▸ Stated goal
Reproduce verbatim the entries from the very beginning through the line containing "country-label: 1_FRANCE [13, 143, 276, 172]", including that line.

▸ Data shown
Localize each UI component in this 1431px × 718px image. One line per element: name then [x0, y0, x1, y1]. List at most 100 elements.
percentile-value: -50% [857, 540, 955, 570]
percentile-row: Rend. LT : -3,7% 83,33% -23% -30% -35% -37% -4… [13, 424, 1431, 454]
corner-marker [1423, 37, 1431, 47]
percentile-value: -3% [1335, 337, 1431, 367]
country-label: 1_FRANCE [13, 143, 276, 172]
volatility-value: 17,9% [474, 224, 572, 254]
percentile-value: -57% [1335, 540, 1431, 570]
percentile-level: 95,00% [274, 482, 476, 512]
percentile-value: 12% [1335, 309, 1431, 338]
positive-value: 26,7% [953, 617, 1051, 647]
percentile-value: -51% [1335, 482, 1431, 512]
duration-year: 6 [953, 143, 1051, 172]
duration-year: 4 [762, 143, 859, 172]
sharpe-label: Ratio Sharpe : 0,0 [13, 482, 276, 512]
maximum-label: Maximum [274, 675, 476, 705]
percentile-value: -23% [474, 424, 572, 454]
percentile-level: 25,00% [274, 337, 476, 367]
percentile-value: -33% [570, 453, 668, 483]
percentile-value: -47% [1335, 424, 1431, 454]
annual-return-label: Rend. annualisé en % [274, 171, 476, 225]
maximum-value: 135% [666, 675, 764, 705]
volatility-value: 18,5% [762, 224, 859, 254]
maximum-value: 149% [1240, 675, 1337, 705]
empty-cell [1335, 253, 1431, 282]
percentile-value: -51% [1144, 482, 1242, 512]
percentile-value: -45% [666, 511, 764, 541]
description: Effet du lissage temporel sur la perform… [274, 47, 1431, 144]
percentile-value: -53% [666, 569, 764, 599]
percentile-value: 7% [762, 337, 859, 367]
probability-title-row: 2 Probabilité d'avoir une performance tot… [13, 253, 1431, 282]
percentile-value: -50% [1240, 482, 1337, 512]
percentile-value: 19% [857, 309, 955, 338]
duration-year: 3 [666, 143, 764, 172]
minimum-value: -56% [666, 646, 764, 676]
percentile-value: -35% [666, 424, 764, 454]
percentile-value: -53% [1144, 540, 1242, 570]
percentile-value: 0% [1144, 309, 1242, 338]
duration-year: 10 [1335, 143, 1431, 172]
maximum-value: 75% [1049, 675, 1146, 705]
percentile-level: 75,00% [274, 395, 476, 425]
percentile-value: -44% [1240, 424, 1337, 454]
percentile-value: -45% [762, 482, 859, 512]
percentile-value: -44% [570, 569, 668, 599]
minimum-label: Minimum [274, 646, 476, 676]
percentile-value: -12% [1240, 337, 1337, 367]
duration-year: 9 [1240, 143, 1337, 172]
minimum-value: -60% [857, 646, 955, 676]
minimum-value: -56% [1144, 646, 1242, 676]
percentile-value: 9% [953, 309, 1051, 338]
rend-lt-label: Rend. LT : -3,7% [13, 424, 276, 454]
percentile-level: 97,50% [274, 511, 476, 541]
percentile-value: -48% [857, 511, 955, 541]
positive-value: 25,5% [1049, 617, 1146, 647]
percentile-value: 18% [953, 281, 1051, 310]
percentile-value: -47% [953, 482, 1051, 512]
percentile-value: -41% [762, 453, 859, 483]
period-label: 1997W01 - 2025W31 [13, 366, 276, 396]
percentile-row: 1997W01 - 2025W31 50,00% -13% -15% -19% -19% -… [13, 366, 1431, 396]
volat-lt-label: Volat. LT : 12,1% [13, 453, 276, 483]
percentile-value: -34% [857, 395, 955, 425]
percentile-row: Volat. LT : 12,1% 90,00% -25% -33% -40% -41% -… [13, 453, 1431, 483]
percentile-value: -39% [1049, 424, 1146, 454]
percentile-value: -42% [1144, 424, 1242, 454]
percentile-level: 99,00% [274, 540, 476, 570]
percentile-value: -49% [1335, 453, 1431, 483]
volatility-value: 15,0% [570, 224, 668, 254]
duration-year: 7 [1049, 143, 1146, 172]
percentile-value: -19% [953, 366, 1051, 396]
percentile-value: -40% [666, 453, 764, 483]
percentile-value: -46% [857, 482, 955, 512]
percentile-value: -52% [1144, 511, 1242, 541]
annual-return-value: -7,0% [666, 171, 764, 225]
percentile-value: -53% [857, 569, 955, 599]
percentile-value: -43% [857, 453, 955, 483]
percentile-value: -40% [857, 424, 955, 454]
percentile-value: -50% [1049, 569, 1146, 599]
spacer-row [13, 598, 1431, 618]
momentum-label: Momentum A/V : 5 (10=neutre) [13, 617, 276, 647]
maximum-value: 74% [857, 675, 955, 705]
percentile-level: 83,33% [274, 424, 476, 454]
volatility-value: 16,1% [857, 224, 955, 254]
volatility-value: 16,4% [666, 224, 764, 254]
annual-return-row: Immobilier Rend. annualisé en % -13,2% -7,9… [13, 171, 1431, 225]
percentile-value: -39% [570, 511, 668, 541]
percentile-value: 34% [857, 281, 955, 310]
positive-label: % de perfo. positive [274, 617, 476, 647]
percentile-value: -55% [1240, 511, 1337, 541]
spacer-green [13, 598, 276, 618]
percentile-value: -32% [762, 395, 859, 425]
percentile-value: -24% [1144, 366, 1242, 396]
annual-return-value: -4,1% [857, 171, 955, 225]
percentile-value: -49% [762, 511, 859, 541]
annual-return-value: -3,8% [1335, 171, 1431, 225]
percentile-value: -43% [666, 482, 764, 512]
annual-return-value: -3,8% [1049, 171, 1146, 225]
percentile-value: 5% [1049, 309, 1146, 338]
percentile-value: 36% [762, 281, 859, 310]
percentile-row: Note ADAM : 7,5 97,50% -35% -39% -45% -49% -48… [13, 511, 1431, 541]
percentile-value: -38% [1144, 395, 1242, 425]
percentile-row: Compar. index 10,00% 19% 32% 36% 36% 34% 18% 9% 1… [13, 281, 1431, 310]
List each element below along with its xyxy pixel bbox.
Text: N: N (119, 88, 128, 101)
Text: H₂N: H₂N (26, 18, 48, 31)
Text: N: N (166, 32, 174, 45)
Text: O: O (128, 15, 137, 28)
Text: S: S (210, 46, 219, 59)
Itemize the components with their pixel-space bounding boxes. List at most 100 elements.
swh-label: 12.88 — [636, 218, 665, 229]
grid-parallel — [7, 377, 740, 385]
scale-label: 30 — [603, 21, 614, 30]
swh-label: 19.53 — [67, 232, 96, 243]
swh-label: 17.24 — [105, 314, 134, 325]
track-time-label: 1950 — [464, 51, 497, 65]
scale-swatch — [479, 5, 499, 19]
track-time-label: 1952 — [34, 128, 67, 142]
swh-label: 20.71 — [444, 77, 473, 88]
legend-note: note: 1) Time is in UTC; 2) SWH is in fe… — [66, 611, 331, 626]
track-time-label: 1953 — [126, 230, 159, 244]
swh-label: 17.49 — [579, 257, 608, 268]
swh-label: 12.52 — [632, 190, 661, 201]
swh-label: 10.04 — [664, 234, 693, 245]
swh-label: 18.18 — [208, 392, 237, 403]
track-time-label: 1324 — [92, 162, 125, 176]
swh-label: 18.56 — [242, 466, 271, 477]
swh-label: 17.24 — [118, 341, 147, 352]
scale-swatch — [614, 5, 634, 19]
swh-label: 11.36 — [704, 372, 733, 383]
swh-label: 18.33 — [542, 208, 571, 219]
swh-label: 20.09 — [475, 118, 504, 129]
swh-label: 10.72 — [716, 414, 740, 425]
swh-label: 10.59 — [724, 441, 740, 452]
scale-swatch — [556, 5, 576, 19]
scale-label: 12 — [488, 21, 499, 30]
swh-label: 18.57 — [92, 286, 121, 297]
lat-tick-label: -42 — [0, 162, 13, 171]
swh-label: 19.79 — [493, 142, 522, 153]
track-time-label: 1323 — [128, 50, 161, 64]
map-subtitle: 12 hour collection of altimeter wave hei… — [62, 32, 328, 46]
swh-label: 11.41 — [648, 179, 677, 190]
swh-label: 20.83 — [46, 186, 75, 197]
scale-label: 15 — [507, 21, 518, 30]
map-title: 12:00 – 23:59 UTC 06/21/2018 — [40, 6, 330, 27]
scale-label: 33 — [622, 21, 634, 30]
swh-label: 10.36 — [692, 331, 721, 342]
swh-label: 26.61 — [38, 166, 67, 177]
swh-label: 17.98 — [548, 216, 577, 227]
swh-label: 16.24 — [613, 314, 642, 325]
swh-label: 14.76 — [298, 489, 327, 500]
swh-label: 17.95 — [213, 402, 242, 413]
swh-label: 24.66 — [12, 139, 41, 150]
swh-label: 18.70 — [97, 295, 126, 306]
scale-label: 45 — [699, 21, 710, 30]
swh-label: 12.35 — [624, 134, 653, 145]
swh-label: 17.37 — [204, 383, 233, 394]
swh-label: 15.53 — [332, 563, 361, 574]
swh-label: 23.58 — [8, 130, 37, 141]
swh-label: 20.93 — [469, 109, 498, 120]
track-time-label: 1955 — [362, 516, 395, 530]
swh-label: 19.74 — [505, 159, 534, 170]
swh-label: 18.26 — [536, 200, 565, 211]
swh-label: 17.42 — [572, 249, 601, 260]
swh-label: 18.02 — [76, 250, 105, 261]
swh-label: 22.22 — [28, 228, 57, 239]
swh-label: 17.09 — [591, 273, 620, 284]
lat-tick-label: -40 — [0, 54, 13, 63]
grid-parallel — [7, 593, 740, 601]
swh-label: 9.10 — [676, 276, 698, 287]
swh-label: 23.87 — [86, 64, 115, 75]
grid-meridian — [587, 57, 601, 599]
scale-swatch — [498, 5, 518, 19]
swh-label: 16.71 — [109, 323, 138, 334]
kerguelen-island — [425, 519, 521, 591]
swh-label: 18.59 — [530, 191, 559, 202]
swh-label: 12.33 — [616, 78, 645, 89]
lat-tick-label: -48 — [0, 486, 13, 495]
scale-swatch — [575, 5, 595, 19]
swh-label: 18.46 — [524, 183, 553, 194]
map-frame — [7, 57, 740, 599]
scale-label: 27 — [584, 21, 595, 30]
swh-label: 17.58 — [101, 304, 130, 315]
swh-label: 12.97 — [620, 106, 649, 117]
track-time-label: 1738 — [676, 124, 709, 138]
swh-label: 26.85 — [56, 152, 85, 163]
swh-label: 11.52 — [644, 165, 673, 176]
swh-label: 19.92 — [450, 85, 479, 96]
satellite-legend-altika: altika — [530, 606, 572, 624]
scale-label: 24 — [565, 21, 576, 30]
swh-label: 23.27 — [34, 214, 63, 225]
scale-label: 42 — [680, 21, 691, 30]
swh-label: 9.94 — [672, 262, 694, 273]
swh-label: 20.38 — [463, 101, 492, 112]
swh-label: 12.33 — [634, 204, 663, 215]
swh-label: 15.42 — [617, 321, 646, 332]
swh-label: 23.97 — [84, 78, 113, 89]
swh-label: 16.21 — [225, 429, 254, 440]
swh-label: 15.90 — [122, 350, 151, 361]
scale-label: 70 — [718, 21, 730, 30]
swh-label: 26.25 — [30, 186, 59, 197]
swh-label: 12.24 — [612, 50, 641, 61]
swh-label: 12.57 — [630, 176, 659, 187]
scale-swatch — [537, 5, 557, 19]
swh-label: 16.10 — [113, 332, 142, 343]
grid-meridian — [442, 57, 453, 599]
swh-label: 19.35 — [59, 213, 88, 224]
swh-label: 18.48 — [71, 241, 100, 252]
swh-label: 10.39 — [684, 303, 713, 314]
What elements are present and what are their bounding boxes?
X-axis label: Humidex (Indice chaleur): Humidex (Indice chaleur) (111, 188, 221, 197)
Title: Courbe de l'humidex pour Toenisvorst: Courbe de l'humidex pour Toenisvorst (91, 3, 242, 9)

▸ Task solution
Localize each UI component in this 1431px × 718px image. One line per element: name then [x0, y0, x1, y1]. List at most 100 elements.
percentile-value: -50% [857, 540, 955, 570]
percentile-row: Rend. LT : -3,7% 83,33% -23% -30% -35% -37% -4… [13, 424, 1431, 454]
corner-marker [1423, 37, 1431, 47]
percentile-value: -3% [1335, 337, 1431, 367]
country-label: 1_FRANCE [13, 143, 276, 172]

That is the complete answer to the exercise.